#### Input material

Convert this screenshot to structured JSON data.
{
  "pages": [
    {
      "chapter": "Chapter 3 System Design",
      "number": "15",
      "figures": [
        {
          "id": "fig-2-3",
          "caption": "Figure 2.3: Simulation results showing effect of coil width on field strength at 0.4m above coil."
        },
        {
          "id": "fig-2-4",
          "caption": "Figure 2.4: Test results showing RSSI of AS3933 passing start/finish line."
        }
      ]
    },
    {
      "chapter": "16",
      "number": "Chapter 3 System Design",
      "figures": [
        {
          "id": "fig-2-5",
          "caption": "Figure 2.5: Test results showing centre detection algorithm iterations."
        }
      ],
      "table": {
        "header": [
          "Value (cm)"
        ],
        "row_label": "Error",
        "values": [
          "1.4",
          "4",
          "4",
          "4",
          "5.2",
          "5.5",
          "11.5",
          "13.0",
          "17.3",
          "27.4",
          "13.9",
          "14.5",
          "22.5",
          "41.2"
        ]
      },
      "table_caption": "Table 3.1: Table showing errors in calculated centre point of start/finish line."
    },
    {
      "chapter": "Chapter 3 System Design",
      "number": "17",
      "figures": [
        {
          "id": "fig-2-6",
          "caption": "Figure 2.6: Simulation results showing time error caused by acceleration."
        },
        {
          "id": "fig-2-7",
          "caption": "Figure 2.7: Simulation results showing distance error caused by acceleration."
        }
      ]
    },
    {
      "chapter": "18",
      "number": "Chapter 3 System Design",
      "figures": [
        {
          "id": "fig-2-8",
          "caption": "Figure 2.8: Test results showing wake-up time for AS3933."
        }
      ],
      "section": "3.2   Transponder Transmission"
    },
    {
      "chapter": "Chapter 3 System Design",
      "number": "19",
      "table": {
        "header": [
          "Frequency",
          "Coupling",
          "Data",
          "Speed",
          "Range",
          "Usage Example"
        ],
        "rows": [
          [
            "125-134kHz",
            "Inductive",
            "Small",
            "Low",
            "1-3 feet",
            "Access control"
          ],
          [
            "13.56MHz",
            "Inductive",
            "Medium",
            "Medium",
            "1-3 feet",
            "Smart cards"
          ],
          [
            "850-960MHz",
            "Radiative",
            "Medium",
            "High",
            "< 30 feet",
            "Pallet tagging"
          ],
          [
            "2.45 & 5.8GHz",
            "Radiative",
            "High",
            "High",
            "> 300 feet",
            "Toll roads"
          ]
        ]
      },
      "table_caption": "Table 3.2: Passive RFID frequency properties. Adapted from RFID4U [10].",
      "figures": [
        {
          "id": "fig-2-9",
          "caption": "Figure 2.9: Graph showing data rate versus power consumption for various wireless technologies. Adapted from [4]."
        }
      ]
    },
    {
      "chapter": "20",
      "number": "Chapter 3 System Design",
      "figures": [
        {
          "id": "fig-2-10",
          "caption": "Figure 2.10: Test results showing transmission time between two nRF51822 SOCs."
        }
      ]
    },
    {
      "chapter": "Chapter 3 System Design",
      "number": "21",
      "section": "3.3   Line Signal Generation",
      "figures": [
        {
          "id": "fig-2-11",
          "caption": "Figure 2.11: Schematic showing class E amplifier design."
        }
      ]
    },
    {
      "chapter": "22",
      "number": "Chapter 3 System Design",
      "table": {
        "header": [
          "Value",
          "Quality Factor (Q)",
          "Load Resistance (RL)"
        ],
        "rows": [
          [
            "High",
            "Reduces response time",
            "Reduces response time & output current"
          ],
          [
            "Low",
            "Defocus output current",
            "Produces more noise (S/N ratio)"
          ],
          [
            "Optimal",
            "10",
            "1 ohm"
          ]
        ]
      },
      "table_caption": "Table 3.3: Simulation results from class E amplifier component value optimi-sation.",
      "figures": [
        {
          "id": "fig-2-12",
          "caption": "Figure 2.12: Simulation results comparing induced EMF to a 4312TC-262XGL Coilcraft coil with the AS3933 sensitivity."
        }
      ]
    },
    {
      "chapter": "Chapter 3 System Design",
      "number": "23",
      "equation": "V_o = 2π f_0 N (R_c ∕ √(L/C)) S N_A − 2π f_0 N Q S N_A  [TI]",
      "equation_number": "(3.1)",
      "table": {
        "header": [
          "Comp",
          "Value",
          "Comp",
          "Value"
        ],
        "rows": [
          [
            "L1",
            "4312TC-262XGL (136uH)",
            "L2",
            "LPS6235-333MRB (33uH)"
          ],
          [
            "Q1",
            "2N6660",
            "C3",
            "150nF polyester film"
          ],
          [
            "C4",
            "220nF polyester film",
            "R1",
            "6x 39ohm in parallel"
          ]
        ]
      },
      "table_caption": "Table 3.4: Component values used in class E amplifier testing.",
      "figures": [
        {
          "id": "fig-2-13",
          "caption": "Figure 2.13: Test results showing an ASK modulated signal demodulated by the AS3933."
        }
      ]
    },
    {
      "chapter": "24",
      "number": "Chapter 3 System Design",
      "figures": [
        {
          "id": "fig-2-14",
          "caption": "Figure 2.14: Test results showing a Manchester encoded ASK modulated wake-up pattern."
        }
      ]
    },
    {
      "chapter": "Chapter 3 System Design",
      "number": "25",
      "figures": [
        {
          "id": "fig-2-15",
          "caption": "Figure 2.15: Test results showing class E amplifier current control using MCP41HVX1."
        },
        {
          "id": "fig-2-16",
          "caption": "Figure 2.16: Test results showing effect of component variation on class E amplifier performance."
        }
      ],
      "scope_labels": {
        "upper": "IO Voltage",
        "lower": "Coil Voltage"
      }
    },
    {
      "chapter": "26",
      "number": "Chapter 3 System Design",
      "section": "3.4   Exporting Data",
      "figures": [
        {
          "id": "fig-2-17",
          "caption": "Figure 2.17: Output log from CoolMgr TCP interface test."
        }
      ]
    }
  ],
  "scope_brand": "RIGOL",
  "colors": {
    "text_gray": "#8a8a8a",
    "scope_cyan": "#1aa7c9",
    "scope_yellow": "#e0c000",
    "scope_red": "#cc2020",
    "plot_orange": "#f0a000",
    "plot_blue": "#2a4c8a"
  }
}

########

**What is required:** In the entries above, some lines may contain the string "wake"; report how many, without additional comment.

**Solution to this exercise:** 2